> **DATA TO PROCESS**
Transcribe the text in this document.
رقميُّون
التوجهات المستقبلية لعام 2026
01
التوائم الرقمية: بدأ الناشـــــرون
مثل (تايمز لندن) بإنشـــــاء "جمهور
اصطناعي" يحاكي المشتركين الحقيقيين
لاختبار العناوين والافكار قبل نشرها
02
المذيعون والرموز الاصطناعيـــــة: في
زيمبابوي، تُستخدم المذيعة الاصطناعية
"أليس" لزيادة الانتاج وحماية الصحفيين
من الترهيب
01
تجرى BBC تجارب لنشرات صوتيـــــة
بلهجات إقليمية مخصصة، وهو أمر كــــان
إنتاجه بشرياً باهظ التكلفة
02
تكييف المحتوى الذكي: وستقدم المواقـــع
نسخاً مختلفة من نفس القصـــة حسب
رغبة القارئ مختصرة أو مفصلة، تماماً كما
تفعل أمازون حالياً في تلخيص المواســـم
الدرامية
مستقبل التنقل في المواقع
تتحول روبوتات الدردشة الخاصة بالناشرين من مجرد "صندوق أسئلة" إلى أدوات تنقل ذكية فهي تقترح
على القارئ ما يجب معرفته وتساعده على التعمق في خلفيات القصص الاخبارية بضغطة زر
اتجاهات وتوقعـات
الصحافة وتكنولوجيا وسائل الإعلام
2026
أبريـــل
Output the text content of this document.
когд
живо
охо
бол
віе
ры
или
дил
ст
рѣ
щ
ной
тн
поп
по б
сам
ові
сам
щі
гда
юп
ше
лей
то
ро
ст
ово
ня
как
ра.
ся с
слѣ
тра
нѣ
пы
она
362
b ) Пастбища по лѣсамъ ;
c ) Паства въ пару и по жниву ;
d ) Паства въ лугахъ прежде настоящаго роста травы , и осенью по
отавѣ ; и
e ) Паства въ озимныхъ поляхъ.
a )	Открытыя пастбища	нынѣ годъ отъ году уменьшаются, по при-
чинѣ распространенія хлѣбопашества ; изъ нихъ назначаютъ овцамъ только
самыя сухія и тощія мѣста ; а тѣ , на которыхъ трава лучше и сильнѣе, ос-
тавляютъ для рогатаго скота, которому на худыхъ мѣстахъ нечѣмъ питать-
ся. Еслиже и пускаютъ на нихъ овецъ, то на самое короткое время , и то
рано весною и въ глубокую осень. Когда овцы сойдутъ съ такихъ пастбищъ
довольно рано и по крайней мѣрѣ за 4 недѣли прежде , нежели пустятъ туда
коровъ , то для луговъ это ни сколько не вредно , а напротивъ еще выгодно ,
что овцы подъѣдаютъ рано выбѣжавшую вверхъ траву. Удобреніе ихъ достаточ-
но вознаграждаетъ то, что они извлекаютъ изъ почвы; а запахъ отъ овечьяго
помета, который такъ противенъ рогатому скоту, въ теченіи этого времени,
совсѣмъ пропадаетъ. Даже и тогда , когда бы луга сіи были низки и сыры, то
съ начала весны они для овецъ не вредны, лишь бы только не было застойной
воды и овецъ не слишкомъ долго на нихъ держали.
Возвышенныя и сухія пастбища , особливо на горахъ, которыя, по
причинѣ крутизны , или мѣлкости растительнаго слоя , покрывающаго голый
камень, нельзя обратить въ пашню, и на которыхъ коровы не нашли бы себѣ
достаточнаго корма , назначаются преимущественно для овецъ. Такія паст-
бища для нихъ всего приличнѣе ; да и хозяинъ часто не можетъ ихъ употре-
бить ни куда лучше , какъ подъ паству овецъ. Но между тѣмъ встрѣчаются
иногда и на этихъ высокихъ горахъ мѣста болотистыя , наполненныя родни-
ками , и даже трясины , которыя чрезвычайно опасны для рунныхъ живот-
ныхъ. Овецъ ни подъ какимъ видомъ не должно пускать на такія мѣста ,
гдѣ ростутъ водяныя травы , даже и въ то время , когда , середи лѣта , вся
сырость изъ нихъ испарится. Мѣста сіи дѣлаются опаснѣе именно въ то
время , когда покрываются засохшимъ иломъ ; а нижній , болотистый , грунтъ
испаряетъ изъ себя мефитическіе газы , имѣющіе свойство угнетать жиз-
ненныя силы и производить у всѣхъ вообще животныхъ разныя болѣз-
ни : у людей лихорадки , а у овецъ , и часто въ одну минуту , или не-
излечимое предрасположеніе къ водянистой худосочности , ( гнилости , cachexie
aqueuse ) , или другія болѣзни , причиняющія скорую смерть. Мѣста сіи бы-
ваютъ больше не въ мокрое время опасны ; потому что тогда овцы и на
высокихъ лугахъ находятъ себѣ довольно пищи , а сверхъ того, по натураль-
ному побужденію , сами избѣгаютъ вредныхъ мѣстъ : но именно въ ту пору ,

> **YOUR OBJECTIVE**
Take every line containing the word "только" and copy it.

> **TASK RESPONSE**
чинѣ распространенія хлѣбопашества ; изъ нихъ назначаютъ овцамъ только
съ начала весны они для овецъ не вредны, лишь бы только не было застойной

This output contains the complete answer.